→ THE PROBLEM
Would you copy out the whole listing exactly as given?

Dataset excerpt
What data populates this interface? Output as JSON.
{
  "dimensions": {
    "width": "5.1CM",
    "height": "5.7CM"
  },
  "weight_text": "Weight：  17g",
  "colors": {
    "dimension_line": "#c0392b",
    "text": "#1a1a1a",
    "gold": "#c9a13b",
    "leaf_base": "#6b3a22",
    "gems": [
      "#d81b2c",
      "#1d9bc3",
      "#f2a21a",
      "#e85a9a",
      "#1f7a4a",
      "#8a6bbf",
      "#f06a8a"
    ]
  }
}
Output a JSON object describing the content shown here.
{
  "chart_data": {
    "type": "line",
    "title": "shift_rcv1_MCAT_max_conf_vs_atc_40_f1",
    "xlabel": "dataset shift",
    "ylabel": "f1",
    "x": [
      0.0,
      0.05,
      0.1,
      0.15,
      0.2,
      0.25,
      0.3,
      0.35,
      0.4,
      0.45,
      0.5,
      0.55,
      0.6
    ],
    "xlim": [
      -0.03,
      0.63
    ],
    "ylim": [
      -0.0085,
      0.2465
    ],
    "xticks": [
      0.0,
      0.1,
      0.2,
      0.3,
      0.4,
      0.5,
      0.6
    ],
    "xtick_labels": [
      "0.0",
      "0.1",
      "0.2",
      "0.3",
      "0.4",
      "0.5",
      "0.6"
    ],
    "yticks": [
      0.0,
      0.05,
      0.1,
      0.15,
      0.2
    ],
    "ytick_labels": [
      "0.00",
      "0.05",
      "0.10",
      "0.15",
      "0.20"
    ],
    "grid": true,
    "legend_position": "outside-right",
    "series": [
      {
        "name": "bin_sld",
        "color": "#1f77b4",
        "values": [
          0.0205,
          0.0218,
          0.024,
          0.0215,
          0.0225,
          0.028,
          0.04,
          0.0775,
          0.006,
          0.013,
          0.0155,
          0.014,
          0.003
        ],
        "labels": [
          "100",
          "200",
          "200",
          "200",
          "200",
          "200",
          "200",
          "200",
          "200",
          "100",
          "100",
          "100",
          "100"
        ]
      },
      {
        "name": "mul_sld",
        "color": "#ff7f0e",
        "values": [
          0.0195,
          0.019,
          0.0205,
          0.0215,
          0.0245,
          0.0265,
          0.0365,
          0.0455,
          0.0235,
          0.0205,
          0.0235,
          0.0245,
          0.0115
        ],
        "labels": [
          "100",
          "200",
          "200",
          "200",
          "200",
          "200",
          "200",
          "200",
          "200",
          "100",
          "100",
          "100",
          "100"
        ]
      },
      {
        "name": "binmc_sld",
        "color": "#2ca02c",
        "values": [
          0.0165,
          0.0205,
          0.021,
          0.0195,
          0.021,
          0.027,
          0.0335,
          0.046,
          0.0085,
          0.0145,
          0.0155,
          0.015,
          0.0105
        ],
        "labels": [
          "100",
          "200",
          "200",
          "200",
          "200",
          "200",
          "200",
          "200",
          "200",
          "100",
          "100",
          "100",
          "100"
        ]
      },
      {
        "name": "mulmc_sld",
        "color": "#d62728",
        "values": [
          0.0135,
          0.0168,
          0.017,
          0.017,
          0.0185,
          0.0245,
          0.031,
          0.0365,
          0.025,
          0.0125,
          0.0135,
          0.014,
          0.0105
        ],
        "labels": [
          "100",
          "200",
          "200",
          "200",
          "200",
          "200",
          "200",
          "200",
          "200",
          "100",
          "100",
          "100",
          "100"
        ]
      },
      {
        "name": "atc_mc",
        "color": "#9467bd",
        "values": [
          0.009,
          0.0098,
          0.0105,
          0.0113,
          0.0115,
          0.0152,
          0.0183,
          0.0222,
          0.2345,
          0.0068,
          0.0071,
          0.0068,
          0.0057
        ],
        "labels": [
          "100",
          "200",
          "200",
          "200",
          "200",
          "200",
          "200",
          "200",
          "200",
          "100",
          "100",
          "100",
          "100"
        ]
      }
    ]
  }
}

→ TASK RESULT
What data populates this interface? Output as JSON.
{
  "dimensions": {
    "width": "5.1CM",
    "height": "5.7CM"
  },
  "weight_text": "Weight：  17g",
  "colors": {
    "dimension_line": "#c0392b",
    "text": "#1a1a1a",
    "gold": "#c9a13b",
    "leaf_base": "#6b3a22",
    "gems": [
      "#d81b2c",
      "#1d9bc3",
      "#f2a21a",
      "#e85a9a",
      "#1f7a4a",
      "#8a6bbf",
      "#f06a8a"
    ]
  }
}
Output a JSON object describing the content shown here.
{
  "chart_data": {
    "type": "line",
    "title": "shift_rcv1_MCAT_max_conf_vs_atc_40_f1",
    "xlabel": "dataset shift",
    "ylabel": "f1",
    "x": [
      0.0,
      0.05,
      0.1,
      0.15,
      0.2,
      0.25,
      0.3,
      0.35,
      0.4,
      0.45,
      0.5,
      0.55,
      0.6
    ],
    "xlim": [
      -0.03,
      0.63
    ],
    "ylim": [
      -0.0085,
      0.2465
    ],
    "xticks": [
      0.0,
      0.1,
      0.2,
      0.3,
      0.4,
      0.5,
      0.6
    ],
    "xtick_labels": [
      "0.0",
      "0.1",
      "0.2",
      "0.3",
      "0.4",
      "0.5",
      "0.6"
    ],
    "yticks": [
      0.0,
      0.05,
      0.1,
      0.15,
      0.2
    ],
    "ytick_labels": [
      "0.00",
      "0.05",
      "0.10",
      "0.15",
      "0.20"
    ],
    "grid": true,
    "legend_position": "outside-right",
    "series": [
      {
        "name": "bin_sld",
        "color": "#1f77b4",
        "values": [
          0.0205,
          0.0218,
          0.024,
          0.0215,
          0.0225,
          0.028,
          0.04,
          0.0775,
          0.006,
          0.013,
          0.0155,
          0.014,
          0.003
        ],
        "labels": [
          "100",
          "200",
          "200",
          "200",
          "200",
          "200",
          "200",
          "200",
          "200",
          "100",
          "100",
          "100",
          "100"
        ]
      },
      {
        "name": "mul_sld",
        "color": "#ff7f0e",
        "values": [
          0.0195,
          0.019,
          0.0205,
          0.0215,
          0.0245,
          0.0265,
          0.0365,
          0.0455,
          0.0235,
          0.0205,
          0.0235,
          0.0245,
          0.0115
        ],
        "labels": [
          "100",
          "200",
          "200",
          "200",
          "200",
          "200",
          "200",
          "200",
          "200",
          "100",
          "100",
          "100",
          "100"
        ]
      },
      {
        "name": "binmc_sld",
        "color": "#2ca02c",
        "values": [
          0.0165,
          0.0205,
          0.021,
          0.0195,
          0.021,
          0.027,
          0.0335,
          0.046,
          0.0085,
          0.0145,
          0.0155,
          0.015,
          0.0105
        ],
        "labels": [
          "100",
          "200",
          "200",
          "200",
          "200",
          "200",
          "200",
          "200",
          "200",
          "100",
          "100",
          "100",
          "100"
        ]
      },
      {
        "name": "mulmc_sld",
        "color": "#d62728",
        "values": [
          0.0135,
          0.0168,
          0.017,
          0.017,
          0.0185,
          0.0245,
          0.031,
          0.0365,
          0.025,
          0.0125,
          0.0135,
          0.014,
          0.0105
        ],
        "labels": [
          "100",
          "200",
          "200",
          "200",
          "200",
          "200",
          "200",
          "200",
          "200",
          "100",
          "100",
          "100",
          "100"
        ]
      },
      {
        "name": "atc_mc",
        "color": "#9467bd",
        "values": [
          0.009,
          0.0098,
          0.0105,
          0.0113,
          0.0115,
          0.0152,
          0.0183,
          0.0222,
          0.2345,
          0.0068,
          0.0071,
          0.0068,
          0.0057
        ],
        "labels": [
          "100",
          "200",
          "200",
          "200",
          "200",
          "200",
          "200",
          "200",
          "200",
          "100",
          "100",
          "100",
          "100"
        ]
      }
    ]
  }
}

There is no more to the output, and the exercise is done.